- _Task statement_: Reply with one number: the count of lines in the listing that contain the string "JSON".
## START Supplied records
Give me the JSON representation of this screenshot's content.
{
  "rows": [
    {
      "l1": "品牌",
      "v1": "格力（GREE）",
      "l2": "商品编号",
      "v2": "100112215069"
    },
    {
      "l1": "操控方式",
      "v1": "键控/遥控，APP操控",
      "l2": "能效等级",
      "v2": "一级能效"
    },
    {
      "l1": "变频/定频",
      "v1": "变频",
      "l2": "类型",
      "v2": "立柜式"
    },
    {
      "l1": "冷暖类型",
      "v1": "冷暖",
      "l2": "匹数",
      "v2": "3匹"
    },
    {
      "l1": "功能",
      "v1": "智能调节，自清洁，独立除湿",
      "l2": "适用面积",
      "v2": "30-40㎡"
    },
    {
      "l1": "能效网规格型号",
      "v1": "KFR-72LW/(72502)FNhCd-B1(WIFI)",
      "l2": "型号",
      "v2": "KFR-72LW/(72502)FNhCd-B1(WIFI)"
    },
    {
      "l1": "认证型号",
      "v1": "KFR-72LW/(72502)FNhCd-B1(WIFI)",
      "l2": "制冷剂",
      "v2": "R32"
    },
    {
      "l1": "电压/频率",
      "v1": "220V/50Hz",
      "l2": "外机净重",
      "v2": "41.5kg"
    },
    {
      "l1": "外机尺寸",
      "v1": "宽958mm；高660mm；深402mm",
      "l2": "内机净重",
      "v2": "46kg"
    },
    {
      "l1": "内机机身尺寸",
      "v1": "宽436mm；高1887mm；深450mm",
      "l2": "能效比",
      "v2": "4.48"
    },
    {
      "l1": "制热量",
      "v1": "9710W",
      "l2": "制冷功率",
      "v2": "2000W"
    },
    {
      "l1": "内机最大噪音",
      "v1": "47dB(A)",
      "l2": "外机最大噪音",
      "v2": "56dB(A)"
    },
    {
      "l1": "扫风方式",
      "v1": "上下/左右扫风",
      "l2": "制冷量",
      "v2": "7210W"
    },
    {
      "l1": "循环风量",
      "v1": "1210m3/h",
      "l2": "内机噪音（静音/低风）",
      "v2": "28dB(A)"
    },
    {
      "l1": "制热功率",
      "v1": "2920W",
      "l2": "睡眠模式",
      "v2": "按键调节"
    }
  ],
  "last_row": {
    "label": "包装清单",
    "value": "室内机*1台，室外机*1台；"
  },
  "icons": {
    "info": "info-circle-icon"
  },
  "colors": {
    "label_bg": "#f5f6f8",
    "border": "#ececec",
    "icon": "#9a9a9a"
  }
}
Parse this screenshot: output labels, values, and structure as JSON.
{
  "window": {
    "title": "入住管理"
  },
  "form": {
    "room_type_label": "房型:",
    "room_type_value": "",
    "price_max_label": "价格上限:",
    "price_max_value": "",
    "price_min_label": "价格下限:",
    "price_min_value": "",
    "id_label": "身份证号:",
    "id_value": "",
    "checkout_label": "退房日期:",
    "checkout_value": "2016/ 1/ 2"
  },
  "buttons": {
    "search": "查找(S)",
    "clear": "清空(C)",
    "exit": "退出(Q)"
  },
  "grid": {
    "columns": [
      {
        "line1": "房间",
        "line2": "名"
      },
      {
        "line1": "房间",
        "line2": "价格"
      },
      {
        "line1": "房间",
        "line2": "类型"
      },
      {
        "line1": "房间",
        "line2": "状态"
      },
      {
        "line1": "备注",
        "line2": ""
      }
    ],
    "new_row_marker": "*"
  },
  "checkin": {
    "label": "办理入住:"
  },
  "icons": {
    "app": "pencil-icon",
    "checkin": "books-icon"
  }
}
## END Supplied records
- _Written answer_: 2